* EXCERPT PROVIDED *
= = =

Overview

Our work focuses on the implementation of microfluidic network (μFN) platforms for the development of new bioassays and diagnositics in micro total analytical systems (μTAS). Several examples of ongoing research are highlighted below, and at the bottom of the page, contact information for participating faculty members.

Prospective graduate students are encouraged to contact us for information regarding research opportunities leading to MS and PhD degrees in chemical engineering, bioengineering, chemistry, and electrical engineering. We particularly invite undergraduate students to work in our laboratories as members of vibrant, interdisciplinary research teams.

 

Multiplexed biomolecule and virus detection

A local, evanescent, array-coupled (LEAC) sensor based on a compact, single-mode optical waveguide (IOW) is being developed by the Dandy, Lear, and Henry groups for multianalyte sensing of targets ranging from small biomolecules to virus particles. The LEAC sensor is a promising platform for point-of-care diagnostics. The sensor fabrication is compatible with trailing-edge complementary metal oxide semiconductor CMOS technology, which both lowers its cost and makes it possible to build a portable lab-on-a-chip system with silicon integrated circuits.

= = =

* PROVIDED INFORMATION *
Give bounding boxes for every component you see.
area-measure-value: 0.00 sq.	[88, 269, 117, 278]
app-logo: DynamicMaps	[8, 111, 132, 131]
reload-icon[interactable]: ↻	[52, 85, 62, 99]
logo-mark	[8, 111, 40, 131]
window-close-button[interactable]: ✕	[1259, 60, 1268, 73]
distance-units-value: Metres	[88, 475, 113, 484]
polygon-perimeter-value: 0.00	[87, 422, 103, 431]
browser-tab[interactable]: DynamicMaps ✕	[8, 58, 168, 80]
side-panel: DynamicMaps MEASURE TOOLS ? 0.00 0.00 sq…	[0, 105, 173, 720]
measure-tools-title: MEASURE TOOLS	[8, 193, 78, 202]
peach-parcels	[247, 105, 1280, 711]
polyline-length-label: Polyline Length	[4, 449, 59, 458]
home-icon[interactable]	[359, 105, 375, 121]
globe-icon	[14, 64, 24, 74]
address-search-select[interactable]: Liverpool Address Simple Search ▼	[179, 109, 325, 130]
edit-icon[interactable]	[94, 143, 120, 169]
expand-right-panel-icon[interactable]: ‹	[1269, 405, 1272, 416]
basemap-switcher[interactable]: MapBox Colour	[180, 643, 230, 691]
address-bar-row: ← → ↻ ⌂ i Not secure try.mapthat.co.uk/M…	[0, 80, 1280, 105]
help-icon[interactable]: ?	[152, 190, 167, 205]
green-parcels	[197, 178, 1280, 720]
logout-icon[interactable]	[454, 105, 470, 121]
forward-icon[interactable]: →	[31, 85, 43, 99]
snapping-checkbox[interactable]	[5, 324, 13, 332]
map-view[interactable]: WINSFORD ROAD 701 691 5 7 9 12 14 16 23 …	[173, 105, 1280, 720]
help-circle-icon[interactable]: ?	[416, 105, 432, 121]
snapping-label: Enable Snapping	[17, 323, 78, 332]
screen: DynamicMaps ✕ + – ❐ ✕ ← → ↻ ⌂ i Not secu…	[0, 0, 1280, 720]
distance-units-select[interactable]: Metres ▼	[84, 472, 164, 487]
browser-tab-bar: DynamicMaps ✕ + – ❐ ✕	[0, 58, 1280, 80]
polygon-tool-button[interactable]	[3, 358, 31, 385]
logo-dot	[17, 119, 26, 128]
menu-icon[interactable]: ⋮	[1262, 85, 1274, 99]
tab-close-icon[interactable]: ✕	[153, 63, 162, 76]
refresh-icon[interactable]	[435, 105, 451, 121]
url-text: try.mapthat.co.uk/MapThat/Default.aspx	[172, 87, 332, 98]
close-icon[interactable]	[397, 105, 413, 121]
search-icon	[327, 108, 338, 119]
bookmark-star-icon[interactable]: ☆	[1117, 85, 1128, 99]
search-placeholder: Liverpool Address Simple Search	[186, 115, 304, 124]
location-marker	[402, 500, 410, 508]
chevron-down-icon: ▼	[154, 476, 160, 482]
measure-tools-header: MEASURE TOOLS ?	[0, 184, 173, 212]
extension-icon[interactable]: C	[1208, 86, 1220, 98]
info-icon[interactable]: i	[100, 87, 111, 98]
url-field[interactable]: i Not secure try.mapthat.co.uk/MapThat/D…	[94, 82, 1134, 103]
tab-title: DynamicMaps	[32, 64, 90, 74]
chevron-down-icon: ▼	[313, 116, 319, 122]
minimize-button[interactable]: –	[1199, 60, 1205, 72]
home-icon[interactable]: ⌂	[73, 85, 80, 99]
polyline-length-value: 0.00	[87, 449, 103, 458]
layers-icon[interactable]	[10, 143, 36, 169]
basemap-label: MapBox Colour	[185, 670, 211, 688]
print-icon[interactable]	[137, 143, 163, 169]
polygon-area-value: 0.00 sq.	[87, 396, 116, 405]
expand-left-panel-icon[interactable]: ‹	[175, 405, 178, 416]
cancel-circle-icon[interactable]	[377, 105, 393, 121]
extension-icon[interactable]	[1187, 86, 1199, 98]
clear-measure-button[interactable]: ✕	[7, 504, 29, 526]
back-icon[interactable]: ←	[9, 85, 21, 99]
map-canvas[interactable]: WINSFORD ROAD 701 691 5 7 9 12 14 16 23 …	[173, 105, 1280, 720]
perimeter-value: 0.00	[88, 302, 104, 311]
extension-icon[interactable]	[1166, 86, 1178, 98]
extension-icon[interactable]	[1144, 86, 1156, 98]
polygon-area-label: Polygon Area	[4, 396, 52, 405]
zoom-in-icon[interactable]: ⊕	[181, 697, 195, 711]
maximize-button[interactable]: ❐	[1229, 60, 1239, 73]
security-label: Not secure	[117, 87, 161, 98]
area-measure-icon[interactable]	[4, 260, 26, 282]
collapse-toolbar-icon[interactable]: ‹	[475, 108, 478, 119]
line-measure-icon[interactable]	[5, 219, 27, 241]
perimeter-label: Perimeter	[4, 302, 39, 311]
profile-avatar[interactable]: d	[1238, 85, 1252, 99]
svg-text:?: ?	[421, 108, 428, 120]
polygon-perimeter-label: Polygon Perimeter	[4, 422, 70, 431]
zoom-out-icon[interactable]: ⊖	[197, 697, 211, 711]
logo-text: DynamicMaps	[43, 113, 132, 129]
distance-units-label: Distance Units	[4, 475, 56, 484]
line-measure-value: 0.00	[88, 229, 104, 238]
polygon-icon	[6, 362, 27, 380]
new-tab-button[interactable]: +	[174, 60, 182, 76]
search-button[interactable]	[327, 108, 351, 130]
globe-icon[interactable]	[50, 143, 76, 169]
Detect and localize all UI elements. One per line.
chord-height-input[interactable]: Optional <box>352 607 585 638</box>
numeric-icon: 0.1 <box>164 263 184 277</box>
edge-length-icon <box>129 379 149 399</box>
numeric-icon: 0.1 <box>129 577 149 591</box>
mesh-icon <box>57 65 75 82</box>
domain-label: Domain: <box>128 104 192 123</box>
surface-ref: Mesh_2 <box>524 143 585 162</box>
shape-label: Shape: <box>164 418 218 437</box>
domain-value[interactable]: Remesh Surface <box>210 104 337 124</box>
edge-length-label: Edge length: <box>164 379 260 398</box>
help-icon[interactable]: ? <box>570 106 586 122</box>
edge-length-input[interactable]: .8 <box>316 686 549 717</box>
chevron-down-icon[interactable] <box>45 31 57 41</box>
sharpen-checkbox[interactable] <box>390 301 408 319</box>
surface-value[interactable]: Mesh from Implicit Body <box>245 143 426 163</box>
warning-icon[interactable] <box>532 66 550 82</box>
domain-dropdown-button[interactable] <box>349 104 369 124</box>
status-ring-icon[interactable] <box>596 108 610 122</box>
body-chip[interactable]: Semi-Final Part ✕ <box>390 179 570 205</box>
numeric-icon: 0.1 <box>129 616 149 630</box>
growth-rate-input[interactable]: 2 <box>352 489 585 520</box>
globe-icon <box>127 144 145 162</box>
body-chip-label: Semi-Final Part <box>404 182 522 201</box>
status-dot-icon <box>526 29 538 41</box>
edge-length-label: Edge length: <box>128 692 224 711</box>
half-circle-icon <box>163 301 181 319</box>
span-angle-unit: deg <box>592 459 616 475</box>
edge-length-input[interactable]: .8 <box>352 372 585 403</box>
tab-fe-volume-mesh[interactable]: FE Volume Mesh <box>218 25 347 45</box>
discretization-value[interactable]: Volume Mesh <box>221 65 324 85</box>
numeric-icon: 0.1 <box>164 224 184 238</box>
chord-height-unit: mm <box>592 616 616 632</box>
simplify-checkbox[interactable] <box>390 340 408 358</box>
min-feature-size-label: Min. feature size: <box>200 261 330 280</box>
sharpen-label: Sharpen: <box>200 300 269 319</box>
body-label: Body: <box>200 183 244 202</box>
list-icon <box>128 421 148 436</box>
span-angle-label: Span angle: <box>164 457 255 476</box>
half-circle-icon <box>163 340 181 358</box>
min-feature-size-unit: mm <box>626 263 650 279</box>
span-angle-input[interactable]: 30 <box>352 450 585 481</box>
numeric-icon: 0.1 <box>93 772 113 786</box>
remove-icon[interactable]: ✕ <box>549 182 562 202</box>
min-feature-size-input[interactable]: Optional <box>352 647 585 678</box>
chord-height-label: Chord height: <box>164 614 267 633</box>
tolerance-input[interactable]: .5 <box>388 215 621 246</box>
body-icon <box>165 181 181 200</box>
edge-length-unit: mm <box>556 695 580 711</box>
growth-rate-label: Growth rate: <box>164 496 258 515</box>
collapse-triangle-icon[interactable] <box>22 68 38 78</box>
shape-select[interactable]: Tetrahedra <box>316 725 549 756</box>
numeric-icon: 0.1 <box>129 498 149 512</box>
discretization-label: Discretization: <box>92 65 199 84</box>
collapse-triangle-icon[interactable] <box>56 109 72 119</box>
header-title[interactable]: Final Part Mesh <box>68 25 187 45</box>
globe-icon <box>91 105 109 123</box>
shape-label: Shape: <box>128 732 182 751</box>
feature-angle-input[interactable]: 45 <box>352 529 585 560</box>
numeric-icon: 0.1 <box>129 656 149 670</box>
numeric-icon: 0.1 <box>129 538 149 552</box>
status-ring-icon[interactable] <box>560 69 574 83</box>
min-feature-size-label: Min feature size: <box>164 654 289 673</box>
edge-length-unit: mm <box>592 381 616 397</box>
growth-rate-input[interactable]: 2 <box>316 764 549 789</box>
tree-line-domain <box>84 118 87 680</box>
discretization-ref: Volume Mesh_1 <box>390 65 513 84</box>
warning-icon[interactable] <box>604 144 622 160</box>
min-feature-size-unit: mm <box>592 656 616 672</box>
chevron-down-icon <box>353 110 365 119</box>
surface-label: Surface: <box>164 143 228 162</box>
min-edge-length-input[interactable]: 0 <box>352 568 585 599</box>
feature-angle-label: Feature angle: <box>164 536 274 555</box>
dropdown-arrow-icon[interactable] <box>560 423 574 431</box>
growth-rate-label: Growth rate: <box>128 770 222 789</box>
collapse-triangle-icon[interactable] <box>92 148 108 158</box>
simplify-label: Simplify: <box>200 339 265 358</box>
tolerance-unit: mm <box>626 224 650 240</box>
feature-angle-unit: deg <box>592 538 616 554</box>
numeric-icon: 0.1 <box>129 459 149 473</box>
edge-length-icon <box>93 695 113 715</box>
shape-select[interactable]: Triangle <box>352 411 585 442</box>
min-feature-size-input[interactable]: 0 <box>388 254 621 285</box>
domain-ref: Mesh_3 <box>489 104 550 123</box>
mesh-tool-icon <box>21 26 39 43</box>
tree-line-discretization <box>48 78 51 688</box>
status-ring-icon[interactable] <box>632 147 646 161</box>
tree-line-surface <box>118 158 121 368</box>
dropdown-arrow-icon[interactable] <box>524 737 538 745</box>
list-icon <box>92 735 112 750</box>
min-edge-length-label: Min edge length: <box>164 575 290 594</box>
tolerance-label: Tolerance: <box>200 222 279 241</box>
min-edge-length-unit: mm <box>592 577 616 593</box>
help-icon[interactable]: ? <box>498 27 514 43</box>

= = =

* ASSIGNED TASK 1 *
In the microfluidic research overview, rewrite the paragraph beginning "A local, evanescent, array-coupled" as a short bulleted list that keeps its main facts.
* ASSIGNED TASK 2 *
According to the microfluidic research overview, which groups are developing the LEAC sensor?
* ASSIGNED TASK 3 *
Carry on the microfluidic research overview from the point where it stops.
The entries can be set aside; none of the work here uses them.

* ANSWER SPACE 1 *
- The Dandy, Lear, and Henry groups are developing a local, evanescent, array-coupled (LEAC) sensor.
- It is built on a compact, single-mode optical waveguide (IOW).
- It is meant to sense many analytes, from small biomolecules to virus particles.
- It is a promising platform for point-of-care diagnostics.
- Its fabrication works with trailing-edge CMOS technology. This lowers cost and allows a portable lab-on-a-chip system with silicon integrated circuits.

* ANSWER SPACE 2 *
The Dandy, Lear, and Henry groups.

* ANSWER SPACE 3 *
As a label-free optical biosensor, it does not require reagents during operation. Furthermore, the LEAC approach is less sensitive to temperature or wavelength variations than resonance-based label-free optical biosensors, such as surface plasmon resonance biosensors or ring resonator biosensors. Molecular specificity is provided by probe molecules, e.g., monoclonal- or monospecific polyclonal antibodies, aptamers, or antibody fragments immobilized on the sensor during the manufacturing process. The physical principle underpinning LEAC sensor operation is the local field shift mechanism, as shown in the upper right figure. The increase of effective refractive index above the waveguide due to an increase in nanobiofilm thickness causes the evanescent field distribution to shift upwards into the nanobiofilm, which decreases the photocurrent through the buried detector. The field shift mechanism, in a proof-of-concept configuration without buried detector arrays, was validated with near field scanning optical microscopy on inorganic adlayers, photoresist, and different concentrations of C-reactive protein. The LEAC sensor with buried detector arrays has been tested using patterned single layer organic films, including photoresist and bovine serum albumin BSA.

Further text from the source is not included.